• Aufgaben
a) Erläutere anhand des Auszugs über den DDR-Fußball, warum der Magdeburger als „übler Spielverderber“ bezeichnet wird.
b) Setze den Text über den DDR-Fußball im Anschluss an seinen letzten Satz fort.

• Ausgewählter Auszug
────
Der Fußball der DDR (Teil 2)

Flutlichtmast. Quelle: Wikipedia Lizenz: gemeinfrei
Flutlichtmast. Quelle: Wikipedia Lizenz: gemeinfrei

Im zweiten Teil seiner Mini-Serie für die Ruhrbarone, unter dem heutigen Titel „Gold, Silber, Bronze und ein deutsch-deutscher Gipfel in der norddeutschen Tiefebene“, beschäftigt sich unser Gastautor Thomas Weigle auch heute wieder mit dem Fußball in der ehemaligen DDR:

Für die bundesdeutsche Fußballnation war es keine Frage, und am Morgen des Spieltages titelte die Hamburger Speerspitze für seriösen Journalismus und fundierte Zukunftsprognosen: „Warum wir heute gewinnen“, eine Woche zuvor hatte bereits Alfred Tetzlaff in der ARD seinem Besuch aus der so genannten DDR mitgeteilt, dass „Deutschland die Zone“ in Hamburg selbstverständlich besiegen werde. Leider erwies sich ein Magdeburger als übler Spielverderber, schoss das so genannte 1:0 und ließ 1500 rote Reisekader jubeln.
────
• Bereitgestellte Daten
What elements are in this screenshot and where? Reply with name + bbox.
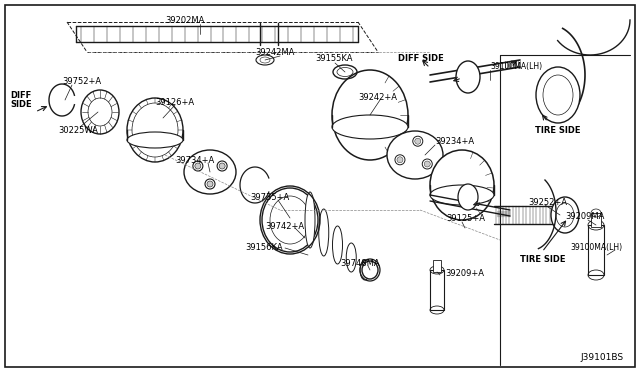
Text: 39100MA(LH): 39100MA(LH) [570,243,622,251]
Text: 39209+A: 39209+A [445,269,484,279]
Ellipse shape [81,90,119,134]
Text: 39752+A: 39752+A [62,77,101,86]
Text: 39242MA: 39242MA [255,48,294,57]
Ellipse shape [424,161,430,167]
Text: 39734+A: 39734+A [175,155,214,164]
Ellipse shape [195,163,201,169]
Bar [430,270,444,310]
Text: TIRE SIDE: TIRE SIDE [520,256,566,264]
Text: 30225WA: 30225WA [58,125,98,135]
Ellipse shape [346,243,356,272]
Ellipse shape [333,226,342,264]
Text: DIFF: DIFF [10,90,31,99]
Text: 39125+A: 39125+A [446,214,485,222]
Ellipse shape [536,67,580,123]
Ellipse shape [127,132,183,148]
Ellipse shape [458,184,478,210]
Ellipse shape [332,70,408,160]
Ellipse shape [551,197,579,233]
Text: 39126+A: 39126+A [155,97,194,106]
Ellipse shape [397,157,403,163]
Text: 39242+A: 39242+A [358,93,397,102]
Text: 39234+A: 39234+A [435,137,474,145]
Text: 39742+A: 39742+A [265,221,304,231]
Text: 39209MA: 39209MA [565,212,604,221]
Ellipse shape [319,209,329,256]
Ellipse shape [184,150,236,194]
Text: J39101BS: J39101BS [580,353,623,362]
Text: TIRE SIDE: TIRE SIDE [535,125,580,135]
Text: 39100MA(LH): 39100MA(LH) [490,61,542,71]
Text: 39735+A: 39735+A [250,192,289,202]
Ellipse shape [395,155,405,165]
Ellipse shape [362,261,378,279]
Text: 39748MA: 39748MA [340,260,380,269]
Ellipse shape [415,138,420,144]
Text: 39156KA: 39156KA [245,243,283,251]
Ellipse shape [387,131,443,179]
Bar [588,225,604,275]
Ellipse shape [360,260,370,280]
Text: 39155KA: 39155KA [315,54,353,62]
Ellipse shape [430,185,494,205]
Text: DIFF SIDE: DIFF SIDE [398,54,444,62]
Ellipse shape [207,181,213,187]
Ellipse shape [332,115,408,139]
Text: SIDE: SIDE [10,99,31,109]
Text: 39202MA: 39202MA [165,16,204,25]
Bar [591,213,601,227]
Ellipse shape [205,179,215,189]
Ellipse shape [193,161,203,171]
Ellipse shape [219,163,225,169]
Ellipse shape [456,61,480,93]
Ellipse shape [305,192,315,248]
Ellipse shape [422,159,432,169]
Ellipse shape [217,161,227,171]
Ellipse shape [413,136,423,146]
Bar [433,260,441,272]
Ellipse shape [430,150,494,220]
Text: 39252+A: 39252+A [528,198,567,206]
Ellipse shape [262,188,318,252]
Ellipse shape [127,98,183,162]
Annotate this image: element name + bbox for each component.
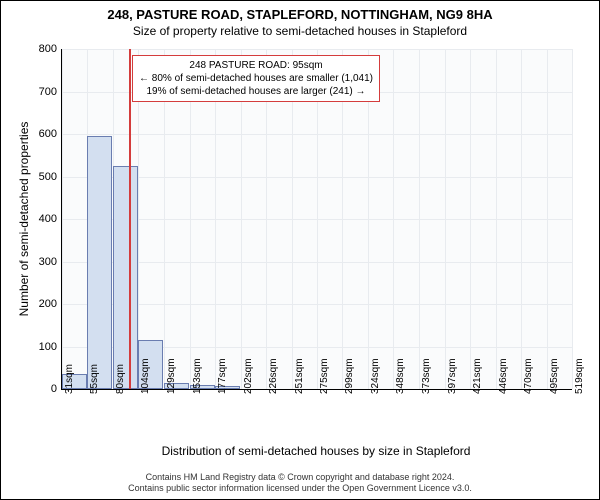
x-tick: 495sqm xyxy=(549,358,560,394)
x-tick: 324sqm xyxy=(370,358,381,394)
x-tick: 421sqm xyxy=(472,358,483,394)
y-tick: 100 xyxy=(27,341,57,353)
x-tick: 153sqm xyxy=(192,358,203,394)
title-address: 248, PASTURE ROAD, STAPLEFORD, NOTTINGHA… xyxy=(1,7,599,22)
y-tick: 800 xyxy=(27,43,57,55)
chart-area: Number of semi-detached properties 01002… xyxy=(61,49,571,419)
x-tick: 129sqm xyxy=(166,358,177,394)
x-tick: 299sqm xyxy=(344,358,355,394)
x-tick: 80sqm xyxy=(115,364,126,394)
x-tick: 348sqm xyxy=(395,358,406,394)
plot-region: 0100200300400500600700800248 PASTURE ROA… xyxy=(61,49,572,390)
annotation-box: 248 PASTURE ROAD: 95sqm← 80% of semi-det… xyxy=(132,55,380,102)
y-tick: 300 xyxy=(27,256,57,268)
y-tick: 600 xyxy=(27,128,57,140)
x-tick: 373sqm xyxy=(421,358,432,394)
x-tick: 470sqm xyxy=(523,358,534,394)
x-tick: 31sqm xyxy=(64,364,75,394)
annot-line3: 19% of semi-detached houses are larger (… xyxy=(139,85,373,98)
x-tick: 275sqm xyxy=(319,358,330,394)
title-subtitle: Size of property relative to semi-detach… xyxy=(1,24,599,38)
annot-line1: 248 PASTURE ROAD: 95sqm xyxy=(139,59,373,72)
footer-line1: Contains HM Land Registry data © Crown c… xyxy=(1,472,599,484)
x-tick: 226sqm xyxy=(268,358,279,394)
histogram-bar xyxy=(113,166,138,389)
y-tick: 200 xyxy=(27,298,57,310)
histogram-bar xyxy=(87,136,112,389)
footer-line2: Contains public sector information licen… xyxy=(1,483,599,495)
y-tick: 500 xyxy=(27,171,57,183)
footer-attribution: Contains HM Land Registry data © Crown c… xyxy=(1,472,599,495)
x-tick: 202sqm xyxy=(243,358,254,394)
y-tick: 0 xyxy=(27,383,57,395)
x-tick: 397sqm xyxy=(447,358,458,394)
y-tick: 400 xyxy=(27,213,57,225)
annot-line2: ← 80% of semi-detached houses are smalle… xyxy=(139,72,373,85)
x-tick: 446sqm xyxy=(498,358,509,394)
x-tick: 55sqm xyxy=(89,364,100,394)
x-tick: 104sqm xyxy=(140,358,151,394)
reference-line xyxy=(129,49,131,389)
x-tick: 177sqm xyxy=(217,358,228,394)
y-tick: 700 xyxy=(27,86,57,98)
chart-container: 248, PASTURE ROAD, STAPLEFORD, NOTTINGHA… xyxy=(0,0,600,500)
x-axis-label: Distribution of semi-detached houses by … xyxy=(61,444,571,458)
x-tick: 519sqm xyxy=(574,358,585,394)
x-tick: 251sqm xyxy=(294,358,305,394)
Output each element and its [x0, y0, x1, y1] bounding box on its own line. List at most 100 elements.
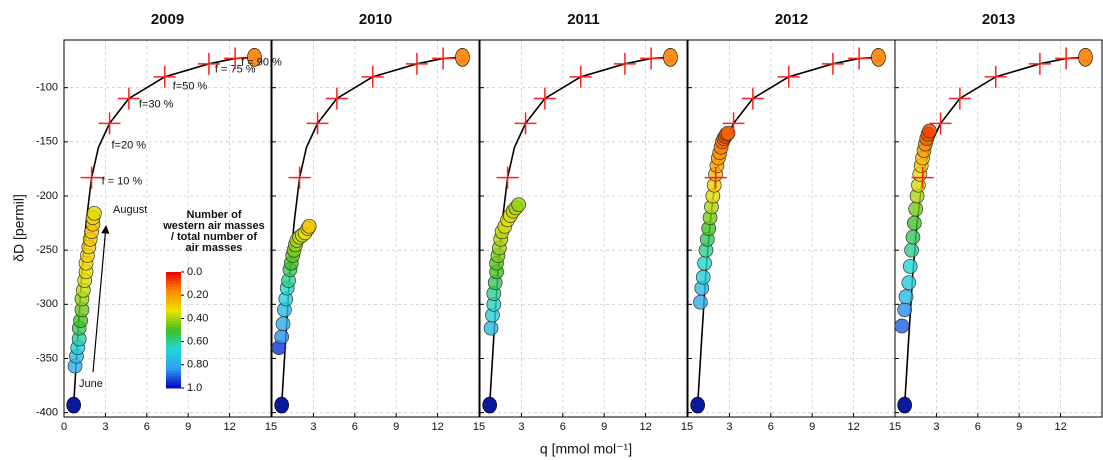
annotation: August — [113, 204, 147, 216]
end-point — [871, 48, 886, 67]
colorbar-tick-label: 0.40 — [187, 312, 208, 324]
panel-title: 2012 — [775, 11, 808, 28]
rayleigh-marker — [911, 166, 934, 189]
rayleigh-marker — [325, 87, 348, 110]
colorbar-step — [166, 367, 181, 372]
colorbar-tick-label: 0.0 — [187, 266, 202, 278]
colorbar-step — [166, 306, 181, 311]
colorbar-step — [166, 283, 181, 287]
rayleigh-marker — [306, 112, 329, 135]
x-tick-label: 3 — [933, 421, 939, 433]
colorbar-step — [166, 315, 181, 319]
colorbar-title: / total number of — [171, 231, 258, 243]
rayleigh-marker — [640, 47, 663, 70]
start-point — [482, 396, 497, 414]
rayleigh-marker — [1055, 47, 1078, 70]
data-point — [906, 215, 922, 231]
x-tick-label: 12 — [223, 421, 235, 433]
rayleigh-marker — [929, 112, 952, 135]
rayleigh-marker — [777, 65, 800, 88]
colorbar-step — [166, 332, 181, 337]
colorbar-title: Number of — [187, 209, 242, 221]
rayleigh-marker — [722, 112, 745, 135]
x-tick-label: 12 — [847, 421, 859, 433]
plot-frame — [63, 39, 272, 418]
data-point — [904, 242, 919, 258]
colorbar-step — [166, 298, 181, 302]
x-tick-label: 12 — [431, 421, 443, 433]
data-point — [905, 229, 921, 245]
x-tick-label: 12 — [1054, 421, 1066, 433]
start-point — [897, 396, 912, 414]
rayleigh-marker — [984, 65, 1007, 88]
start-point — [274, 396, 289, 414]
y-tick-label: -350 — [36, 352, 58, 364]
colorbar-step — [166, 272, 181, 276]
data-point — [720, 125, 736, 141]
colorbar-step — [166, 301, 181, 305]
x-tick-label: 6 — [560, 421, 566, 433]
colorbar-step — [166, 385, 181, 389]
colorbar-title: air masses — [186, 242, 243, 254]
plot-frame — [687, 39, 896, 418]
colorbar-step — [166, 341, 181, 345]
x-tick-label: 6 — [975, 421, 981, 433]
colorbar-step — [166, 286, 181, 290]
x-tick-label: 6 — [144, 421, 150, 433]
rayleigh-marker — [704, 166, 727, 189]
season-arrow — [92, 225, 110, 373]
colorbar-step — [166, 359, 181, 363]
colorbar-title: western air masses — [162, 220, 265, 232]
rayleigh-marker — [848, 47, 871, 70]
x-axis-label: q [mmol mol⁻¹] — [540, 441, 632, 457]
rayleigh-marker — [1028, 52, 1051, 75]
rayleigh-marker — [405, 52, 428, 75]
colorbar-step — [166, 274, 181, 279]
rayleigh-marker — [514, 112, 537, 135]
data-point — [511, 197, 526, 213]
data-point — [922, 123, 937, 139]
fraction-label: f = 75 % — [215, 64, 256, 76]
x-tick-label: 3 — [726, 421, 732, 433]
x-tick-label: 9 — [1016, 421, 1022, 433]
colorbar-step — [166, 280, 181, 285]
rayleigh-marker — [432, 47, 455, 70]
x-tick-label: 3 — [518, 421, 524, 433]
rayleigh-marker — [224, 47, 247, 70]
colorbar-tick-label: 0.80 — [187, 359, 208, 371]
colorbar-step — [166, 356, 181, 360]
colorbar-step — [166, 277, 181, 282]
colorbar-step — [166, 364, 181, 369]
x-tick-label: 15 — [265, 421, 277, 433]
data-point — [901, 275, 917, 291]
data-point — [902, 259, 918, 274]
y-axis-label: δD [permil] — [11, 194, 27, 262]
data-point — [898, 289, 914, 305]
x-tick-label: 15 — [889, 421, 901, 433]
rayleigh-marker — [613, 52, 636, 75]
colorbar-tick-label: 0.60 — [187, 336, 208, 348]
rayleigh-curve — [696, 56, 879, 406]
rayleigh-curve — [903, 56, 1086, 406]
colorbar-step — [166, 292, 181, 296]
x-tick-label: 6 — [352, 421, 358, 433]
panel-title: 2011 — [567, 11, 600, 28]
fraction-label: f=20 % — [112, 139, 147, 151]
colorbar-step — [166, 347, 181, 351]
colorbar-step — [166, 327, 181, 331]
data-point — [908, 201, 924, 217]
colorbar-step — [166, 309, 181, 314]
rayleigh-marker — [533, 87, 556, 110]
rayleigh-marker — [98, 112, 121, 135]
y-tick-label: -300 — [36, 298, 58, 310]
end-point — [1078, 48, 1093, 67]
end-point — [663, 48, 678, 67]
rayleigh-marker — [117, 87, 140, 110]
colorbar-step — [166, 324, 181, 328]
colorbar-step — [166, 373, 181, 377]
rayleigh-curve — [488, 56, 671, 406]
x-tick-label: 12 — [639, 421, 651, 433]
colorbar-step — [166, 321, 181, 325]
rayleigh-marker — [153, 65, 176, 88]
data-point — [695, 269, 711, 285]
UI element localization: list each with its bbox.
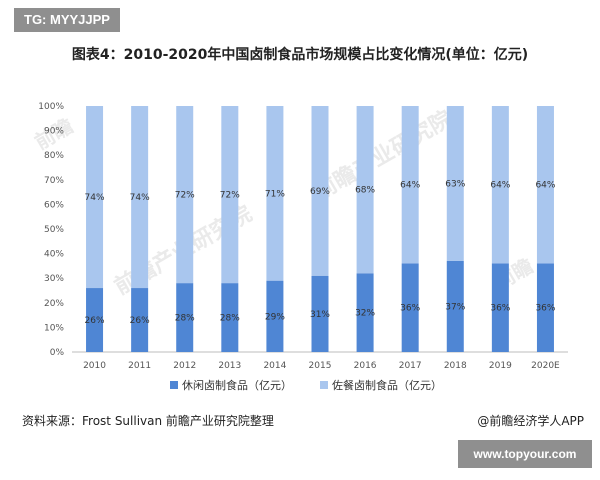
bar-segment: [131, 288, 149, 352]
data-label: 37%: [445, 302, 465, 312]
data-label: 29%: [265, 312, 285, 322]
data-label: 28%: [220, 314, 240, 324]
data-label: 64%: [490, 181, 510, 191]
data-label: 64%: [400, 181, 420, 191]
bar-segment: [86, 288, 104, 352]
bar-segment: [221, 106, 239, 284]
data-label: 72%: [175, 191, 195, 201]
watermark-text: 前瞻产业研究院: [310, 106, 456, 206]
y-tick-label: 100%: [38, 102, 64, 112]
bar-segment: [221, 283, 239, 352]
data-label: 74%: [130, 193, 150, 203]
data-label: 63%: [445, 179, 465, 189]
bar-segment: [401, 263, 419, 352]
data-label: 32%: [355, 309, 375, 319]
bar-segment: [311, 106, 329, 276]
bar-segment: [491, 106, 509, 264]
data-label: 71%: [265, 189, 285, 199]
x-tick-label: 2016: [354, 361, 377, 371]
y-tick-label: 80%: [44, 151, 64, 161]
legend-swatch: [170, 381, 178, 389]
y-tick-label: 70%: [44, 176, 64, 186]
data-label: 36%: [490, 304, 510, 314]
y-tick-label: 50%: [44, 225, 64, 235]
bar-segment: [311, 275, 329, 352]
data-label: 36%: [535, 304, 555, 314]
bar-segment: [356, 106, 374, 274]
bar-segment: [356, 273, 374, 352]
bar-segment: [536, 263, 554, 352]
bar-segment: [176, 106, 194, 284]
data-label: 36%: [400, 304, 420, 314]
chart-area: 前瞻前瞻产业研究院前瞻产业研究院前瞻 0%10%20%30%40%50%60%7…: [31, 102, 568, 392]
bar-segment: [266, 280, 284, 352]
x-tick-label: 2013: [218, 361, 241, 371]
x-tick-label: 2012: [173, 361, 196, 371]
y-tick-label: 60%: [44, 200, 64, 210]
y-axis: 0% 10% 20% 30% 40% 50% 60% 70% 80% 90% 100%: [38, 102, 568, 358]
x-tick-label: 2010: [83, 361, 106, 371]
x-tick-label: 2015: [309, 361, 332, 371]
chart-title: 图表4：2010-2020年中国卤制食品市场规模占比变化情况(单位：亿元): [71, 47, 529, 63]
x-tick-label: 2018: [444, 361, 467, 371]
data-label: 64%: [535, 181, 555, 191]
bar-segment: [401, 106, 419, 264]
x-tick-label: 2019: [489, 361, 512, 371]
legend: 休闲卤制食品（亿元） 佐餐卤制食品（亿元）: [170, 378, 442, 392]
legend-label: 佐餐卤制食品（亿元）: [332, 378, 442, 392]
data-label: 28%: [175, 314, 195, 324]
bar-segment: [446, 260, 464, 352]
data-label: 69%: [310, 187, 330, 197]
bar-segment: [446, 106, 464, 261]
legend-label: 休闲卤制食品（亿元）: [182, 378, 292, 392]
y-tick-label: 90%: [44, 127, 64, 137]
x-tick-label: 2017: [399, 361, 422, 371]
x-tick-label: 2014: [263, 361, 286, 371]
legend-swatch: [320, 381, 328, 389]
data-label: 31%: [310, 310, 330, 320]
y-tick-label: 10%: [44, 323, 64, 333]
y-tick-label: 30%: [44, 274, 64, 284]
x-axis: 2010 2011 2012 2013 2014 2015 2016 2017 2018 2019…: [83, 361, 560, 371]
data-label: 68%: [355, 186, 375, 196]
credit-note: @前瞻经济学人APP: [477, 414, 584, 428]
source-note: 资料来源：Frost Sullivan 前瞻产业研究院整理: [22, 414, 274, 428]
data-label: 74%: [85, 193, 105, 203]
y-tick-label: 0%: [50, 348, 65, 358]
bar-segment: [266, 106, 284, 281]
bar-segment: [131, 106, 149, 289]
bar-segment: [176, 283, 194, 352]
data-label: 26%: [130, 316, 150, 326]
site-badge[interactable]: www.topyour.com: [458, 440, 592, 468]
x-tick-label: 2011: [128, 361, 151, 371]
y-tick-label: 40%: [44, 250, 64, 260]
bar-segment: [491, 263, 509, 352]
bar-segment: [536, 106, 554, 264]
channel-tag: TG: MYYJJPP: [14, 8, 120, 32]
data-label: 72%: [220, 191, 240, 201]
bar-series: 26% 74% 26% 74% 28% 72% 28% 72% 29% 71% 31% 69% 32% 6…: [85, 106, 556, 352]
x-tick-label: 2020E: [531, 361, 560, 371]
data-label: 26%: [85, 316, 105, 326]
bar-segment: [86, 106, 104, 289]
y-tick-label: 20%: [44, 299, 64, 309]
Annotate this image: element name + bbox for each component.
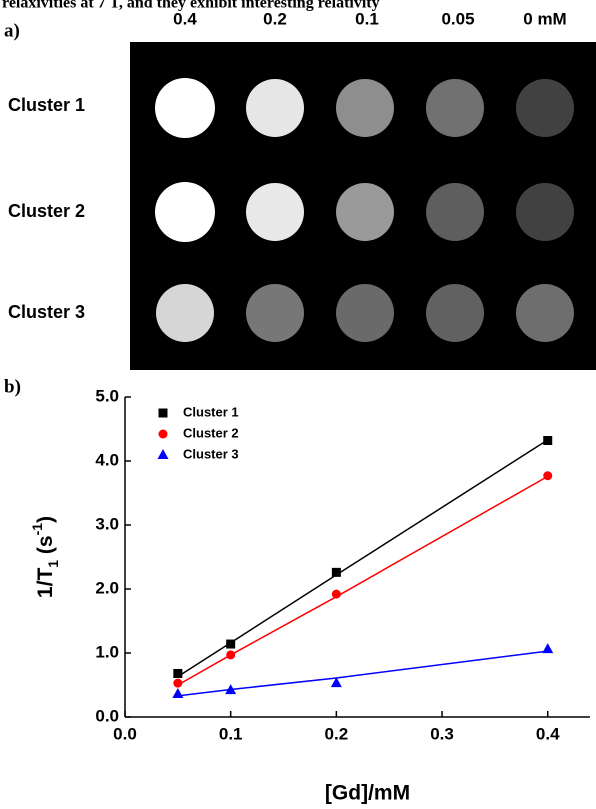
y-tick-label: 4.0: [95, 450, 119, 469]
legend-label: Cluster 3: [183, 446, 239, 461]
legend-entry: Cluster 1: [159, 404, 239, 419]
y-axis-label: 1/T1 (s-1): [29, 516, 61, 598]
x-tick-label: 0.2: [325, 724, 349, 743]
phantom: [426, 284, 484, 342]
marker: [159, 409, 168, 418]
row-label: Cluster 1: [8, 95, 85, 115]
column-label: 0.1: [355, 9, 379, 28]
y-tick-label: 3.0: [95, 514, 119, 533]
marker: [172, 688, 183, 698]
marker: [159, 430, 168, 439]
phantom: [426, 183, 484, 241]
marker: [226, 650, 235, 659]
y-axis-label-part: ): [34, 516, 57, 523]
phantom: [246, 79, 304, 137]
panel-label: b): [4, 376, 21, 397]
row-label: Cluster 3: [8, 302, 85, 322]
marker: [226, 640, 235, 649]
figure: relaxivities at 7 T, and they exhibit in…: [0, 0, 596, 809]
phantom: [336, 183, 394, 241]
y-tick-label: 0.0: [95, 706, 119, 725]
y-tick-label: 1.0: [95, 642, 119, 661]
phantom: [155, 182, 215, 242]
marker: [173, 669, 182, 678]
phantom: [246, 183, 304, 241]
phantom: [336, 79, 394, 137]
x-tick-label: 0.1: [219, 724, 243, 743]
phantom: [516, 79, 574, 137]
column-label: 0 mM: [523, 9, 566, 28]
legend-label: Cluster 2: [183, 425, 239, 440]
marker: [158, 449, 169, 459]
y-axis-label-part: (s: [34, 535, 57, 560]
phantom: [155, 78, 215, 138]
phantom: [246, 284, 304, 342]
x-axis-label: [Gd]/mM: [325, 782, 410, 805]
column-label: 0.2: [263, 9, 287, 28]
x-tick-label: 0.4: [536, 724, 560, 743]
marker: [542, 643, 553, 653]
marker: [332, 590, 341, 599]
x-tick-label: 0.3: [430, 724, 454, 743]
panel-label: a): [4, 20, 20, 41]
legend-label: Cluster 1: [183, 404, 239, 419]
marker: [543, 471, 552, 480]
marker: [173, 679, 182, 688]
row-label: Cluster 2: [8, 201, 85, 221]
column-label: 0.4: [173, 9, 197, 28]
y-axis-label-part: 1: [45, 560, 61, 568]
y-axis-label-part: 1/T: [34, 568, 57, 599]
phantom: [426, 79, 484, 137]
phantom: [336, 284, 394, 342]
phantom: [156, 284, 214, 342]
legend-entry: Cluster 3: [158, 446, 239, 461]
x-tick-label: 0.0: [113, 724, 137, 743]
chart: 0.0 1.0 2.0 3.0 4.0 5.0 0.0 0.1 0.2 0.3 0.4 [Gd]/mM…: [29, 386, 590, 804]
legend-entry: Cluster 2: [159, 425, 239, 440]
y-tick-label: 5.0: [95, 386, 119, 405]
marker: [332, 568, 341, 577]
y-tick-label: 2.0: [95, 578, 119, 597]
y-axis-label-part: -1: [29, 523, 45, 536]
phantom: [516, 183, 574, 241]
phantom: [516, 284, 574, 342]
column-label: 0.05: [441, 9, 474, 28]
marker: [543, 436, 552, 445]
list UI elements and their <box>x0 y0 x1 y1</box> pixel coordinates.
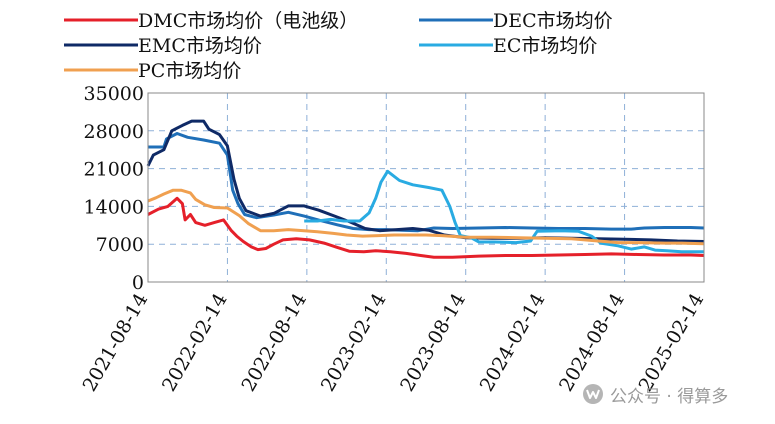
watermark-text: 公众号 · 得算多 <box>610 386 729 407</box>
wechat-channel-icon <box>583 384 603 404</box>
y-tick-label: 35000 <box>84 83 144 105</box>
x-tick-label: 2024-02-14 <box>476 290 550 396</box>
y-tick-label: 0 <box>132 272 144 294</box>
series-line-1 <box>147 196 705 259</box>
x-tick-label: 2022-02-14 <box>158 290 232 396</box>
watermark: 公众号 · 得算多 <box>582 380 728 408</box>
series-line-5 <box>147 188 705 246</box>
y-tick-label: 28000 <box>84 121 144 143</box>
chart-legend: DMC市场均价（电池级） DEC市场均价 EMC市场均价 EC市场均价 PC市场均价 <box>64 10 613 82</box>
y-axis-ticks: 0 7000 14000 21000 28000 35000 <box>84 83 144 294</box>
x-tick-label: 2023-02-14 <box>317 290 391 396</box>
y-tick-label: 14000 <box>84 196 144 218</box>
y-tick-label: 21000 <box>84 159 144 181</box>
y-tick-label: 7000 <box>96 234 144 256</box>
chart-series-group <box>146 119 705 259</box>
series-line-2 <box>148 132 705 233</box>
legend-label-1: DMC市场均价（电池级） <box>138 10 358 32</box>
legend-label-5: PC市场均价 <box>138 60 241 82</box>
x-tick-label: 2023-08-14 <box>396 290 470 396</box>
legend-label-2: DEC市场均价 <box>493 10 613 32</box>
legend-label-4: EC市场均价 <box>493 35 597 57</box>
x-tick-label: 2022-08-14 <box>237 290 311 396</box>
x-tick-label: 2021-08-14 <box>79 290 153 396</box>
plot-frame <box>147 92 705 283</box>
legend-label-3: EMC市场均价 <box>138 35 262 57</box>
────
• Übungsergebnisse
a) In der Bundesrepublik galt ein Sieg als sicher. Die Hamburger Zeitung titelte „Warum wir heute gewinnen“, und Alfred Tetzlaff hatte angekündigt, „Deutschland“ werde „die Zone“ besiegen. Der Magdeburger schoss jedoch das 1:0 und ließ damit die 1500 roten Reisekader jubeln.

b)
Aber war das wirklich eine Riesensensation? Gewiss nicht, die DDR verfügte von Anfang an über klasse Fußballer, hinzu kam eine hervorragende Trainerausbildung und Frühförderung. DDR-Trainer Buschner war ein mit allen (Ab)Wassern des Fußballs gewaschener Experte, die Magdeburger hatten wenige Wochen zuvor in Rotterdamer im EC2 Finale den großen AC Mailand und noch größeren Favoriten klassisch ausgekontert und 2:0 gewonnen. Zwei Jahre zuvor hatte die DDR-Olympiaauswahl die bundesdeutschen „Olympiaamateurel mit 3:2 geschlagen, in letzterer standen Hoeneß, Breitner und Hitzfeld (FC Basel), insgesamt lauter gestandene Erstligaspieler. Die DDR selbst hatte in München, wie schon in Tokio Bronze gewonnen.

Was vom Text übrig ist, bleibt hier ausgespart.